▶ **SET PROBLEM**:
Leave out the pictures and copy everything else below exactly.

───

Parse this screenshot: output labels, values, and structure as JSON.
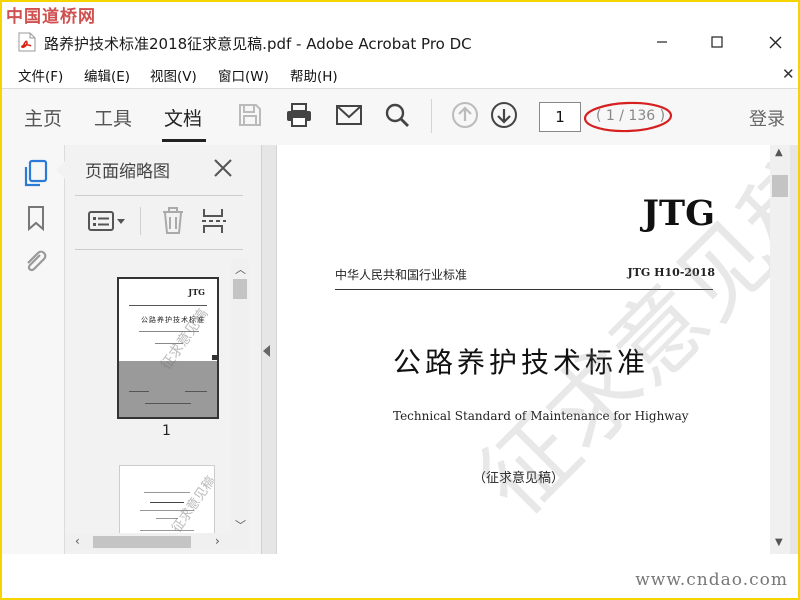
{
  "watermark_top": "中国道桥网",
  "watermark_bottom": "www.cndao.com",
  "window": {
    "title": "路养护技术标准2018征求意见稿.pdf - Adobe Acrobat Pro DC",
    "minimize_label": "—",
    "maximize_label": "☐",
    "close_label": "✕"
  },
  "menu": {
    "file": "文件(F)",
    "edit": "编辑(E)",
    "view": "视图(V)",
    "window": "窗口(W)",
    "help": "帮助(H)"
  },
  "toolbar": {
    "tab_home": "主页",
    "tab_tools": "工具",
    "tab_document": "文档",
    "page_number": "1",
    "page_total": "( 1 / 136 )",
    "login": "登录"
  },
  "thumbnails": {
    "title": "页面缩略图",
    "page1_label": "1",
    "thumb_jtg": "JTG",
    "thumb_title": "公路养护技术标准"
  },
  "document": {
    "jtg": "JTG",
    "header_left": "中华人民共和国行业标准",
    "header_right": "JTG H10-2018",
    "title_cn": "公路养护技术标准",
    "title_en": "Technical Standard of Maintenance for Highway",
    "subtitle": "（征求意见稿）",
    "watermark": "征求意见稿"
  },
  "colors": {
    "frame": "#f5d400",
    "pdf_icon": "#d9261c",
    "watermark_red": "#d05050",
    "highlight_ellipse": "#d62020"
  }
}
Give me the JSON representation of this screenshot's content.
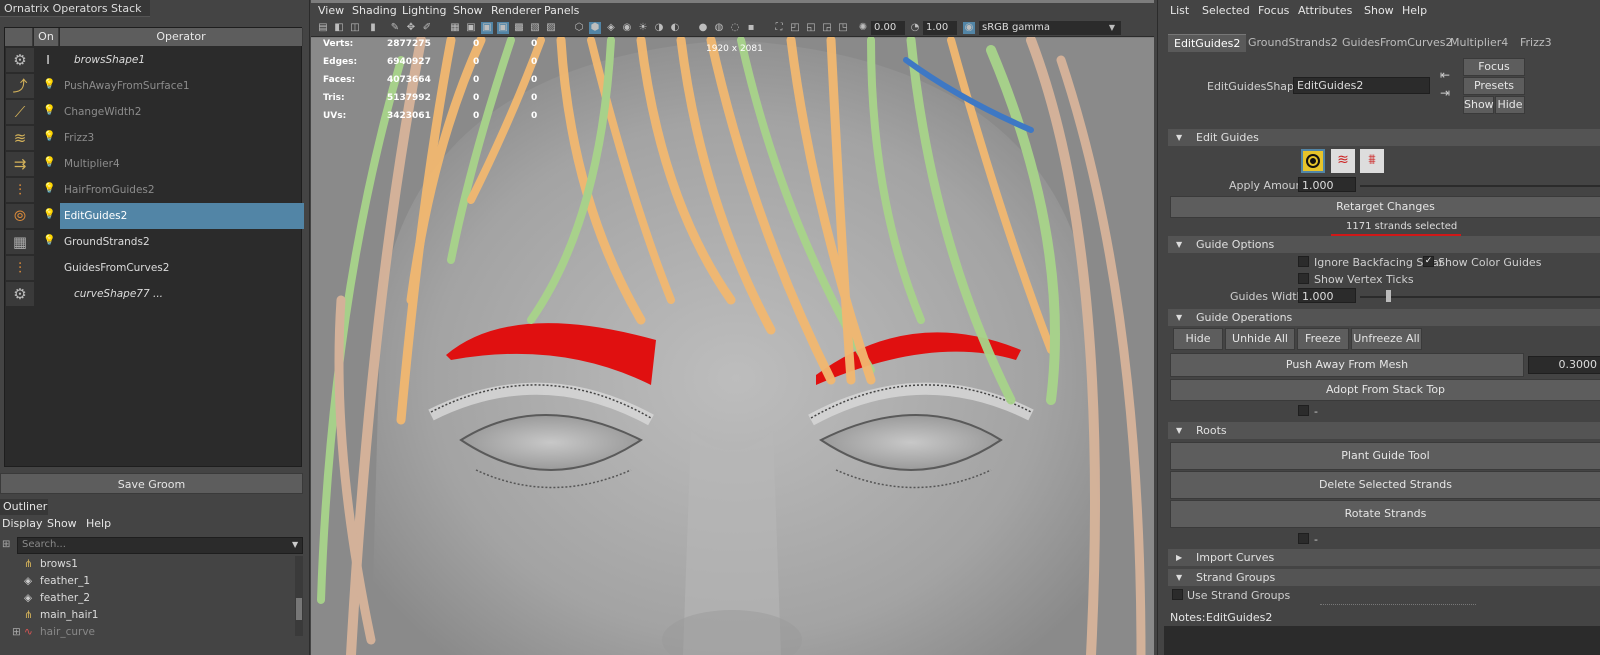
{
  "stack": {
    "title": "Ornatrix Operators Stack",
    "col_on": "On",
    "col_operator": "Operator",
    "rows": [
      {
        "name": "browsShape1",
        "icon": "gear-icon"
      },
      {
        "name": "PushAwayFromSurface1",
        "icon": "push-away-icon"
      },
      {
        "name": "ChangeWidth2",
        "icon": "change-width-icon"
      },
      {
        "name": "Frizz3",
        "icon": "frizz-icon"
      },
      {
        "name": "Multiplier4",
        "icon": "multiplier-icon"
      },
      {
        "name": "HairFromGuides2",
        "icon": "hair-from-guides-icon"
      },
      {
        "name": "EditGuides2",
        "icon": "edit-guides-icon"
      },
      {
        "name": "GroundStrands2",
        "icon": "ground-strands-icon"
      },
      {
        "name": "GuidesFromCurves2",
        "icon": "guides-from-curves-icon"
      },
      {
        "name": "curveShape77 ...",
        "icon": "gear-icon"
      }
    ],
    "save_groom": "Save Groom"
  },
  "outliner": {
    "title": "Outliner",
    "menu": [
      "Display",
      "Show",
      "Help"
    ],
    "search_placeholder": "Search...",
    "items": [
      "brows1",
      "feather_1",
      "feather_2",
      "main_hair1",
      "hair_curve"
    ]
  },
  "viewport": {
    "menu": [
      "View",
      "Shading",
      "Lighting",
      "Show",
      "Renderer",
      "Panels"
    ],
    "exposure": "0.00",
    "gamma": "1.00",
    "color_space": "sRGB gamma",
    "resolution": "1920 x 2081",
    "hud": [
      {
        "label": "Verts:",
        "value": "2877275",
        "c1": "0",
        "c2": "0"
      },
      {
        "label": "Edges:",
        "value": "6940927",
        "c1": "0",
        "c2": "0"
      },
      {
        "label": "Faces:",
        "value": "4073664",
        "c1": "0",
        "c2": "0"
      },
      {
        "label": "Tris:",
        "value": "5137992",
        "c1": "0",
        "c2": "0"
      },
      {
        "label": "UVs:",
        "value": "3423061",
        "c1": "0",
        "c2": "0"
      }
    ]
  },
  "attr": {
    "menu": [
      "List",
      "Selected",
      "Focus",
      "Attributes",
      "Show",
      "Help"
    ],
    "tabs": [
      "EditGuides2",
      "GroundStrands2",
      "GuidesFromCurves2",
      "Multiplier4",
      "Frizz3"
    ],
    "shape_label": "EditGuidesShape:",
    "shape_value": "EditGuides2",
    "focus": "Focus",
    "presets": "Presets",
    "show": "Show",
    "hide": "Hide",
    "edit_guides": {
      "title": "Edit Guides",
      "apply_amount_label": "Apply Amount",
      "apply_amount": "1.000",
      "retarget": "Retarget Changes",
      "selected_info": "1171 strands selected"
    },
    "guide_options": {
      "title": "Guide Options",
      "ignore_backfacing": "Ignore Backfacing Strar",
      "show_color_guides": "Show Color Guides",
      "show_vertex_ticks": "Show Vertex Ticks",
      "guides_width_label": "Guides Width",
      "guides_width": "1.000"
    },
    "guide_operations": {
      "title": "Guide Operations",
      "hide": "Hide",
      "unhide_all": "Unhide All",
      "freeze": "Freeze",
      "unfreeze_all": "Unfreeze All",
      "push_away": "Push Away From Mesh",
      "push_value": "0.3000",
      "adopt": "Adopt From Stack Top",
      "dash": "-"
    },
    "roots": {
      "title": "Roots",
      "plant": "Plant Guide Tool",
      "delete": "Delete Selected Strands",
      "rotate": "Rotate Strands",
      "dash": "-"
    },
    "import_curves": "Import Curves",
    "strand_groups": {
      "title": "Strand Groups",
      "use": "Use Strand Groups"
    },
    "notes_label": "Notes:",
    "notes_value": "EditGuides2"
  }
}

───

▶ **RESULT FOR THIS TASK**:
Parse this screenshot: output labels, values, and structure as JSON.
{
  "watermark_top": "中国道桥网",
  "watermark_bottom": "www.cndao.com",
  "window": {
    "title": "路养护技术标准2018征求意见稿.pdf - Adobe Acrobat Pro DC",
    "minimize_label": "—",
    "maximize_label": "☐",
    "close_label": "✕"
  },
  "menu": {
    "file": "文件(F)",
    "edit": "编辑(E)",
    "view": "视图(V)",
    "window": "窗口(W)",
    "help": "帮助(H)"
  },
  "toolbar": {
    "tab_home": "主页",
    "tab_tools": "工具",
    "tab_document": "文档",
    "page_number": "1",
    "page_total": "( 1 / 136 )",
    "login": "登录"
  },
  "thumbnails": {
    "title": "页面缩略图",
    "page1_label": "1",
    "thumb_jtg": "JTG",
    "thumb_title": "公路养护技术标准"
  },
  "document": {
    "jtg": "JTG",
    "header_left": "中华人民共和国行业标准",
    "header_right": "JTG H10-2018",
    "title_cn": "公路养护技术标准",
    "title_en": "Technical Standard of Maintenance for Highway",
    "subtitle": "（征求意见稿）",
    "watermark": "征求意见稿"
  },
  "colors": {
    "frame": "#f5d400",
    "pdf_icon": "#d9261c",
    "watermark_red": "#d05050",
    "highlight_ellipse": "#d62020"
  }
}
Give me the JSON representation of this screenshot's content.
{
  "stack": {
    "title": "Ornatrix Operators Stack",
    "col_on": "On",
    "col_operator": "Operator",
    "rows": [
      {
        "name": "browsShape1",
        "icon": "gear-icon"
      },
      {
        "name": "PushAwayFromSurface1",
        "icon": "push-away-icon"
      },
      {
        "name": "ChangeWidth2",
        "icon": "change-width-icon"
      },
      {
        "name": "Frizz3",
        "icon": "frizz-icon"
      },
      {
        "name": "Multiplier4",
        "icon": "multiplier-icon"
      },
      {
        "name": "HairFromGuides2",
        "icon": "hair-from-guides-icon"
      },
      {
        "name": "EditGuides2",
        "icon": "edit-guides-icon"
      },
      {
        "name": "GroundStrands2",
        "icon": "ground-strands-icon"
      },
      {
        "name": "GuidesFromCurves2",
        "icon": "guides-from-curves-icon"
      },
      {
        "name": "curveShape77 ...",
        "icon": "gear-icon"
      }
    ],
    "save_groom": "Save Groom"
  },
  "outliner": {
    "title": "Outliner",
    "menu": [
      "Display",
      "Show",
      "Help"
    ],
    "search_placeholder": "Search...",
    "items": [
      "brows1",
      "feather_1",
      "feather_2",
      "main_hair1",
      "hair_curve"
    ]
  },
  "viewport": {
    "menu": [
      "View",
      "Shading",
      "Lighting",
      "Show",
      "Renderer",
      "Panels"
    ],
    "exposure": "0.00",
    "gamma": "1.00",
    "color_space": "sRGB gamma",
    "resolution": "1920 x 2081",
    "hud": [
      {
        "label": "Verts:",
        "value": "2877275",
        "c1": "0",
        "c2": "0"
      },
      {
        "label": "Edges:",
        "value": "6940927",
        "c1": "0",
        "c2": "0"
      },
      {
        "label": "Faces:",
        "value": "4073664",
        "c1": "0",
        "c2": "0"
      },
      {
        "label": "Tris:",
        "value": "5137992",
        "c1": "0",
        "c2": "0"
      },
      {
        "label": "UVs:",
        "value": "3423061",
        "c1": "0",
        "c2": "0"
      }
    ]
  },
  "attr": {
    "menu": [
      "List",
      "Selected",
      "Focus",
      "Attributes",
      "Show",
      "Help"
    ],
    "tabs": [
      "EditGuides2",
      "GroundStrands2",
      "GuidesFromCurves2",
      "Multiplier4",
      "Frizz3"
    ],
    "shape_label": "EditGuidesShape:",
    "shape_value": "EditGuides2",
    "focus": "Focus",
    "presets": "Presets",
    "show": "Show",
    "hide": "Hide",
    "edit_guides": {
      "title": "Edit Guides",
      "apply_amount_label": "Apply Amount",
      "apply_amount": "1.000",
      "retarget": "Retarget Changes",
      "selected_info": "1171 strands selected"
    },
    "guide_options": {
      "title": "Guide Options",
      "ignore_backfacing": "Ignore Backfacing Strar",
      "show_color_guides": "Show Color Guides",
      "show_vertex_ticks": "Show Vertex Ticks",
      "guides_width_label": "Guides Width",
      "guides_width": "1.000"
    },
    "guide_operations": {
      "title": "Guide Operations",
      "hide": "Hide",
      "unhide_all": "Unhide All",
      "freeze": "Freeze",
      "unfreeze_all": "Unfreeze All",
      "push_away": "Push Away From Mesh",
      "push_value": "0.3000",
      "adopt": "Adopt From Stack Top",
      "dash": "-"
    },
    "roots": {
      "title": "Roots",
      "plant": "Plant Guide Tool",
      "delete": "Delete Selected Strands",
      "rotate": "Rotate Strands",
      "dash": "-"
    },
    "import_curves": "Import Curves",
    "strand_groups": {
      "title": "Strand Groups",
      "use": "Use Strand Groups"
    },
    "notes_label": "Notes:",
    "notes_value": "EditGuides2"
  }
}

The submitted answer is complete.